:: Required work ::
Using the listing below, extract each line that has the word "frontal" in it.

:: Information provided ::
-- Begin --
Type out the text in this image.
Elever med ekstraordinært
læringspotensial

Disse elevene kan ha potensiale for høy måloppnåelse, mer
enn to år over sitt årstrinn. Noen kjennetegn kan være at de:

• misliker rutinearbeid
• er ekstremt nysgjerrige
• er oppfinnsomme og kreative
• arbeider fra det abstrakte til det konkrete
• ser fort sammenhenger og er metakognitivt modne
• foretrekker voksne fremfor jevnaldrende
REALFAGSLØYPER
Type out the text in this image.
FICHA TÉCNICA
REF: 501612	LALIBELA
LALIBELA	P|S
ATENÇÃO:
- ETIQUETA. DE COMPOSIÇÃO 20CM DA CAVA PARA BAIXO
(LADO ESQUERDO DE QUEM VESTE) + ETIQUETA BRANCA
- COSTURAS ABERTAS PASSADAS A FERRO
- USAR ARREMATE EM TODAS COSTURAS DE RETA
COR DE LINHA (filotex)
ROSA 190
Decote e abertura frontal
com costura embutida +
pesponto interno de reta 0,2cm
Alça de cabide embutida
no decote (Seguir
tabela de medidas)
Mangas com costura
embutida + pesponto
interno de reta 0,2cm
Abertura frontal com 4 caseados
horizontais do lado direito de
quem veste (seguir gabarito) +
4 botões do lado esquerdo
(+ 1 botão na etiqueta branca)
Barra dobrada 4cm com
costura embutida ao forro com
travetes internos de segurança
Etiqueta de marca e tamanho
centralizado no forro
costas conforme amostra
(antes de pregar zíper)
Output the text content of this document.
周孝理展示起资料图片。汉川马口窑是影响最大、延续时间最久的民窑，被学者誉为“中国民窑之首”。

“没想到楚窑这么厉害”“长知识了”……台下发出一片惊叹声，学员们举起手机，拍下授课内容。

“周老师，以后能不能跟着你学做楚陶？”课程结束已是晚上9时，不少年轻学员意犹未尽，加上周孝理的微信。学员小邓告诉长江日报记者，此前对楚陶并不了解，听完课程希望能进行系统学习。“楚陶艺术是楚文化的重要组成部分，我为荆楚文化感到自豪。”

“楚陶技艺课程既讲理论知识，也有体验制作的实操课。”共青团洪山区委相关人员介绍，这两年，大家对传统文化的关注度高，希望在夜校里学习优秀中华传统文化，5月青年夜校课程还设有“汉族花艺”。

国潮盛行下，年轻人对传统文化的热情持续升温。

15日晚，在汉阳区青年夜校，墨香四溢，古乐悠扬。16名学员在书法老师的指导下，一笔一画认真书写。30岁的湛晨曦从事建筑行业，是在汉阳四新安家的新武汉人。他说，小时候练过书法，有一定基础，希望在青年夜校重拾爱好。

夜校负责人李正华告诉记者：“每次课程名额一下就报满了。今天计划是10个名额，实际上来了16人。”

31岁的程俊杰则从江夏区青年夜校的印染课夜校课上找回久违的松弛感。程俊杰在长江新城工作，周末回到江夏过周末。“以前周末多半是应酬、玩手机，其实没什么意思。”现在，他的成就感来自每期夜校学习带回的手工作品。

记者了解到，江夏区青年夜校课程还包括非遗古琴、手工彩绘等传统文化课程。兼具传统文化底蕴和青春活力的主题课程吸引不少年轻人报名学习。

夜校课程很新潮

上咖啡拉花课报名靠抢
-- End --
:: Output below ::
Decote e abertura frontal
Abertura frontal com 4 caseados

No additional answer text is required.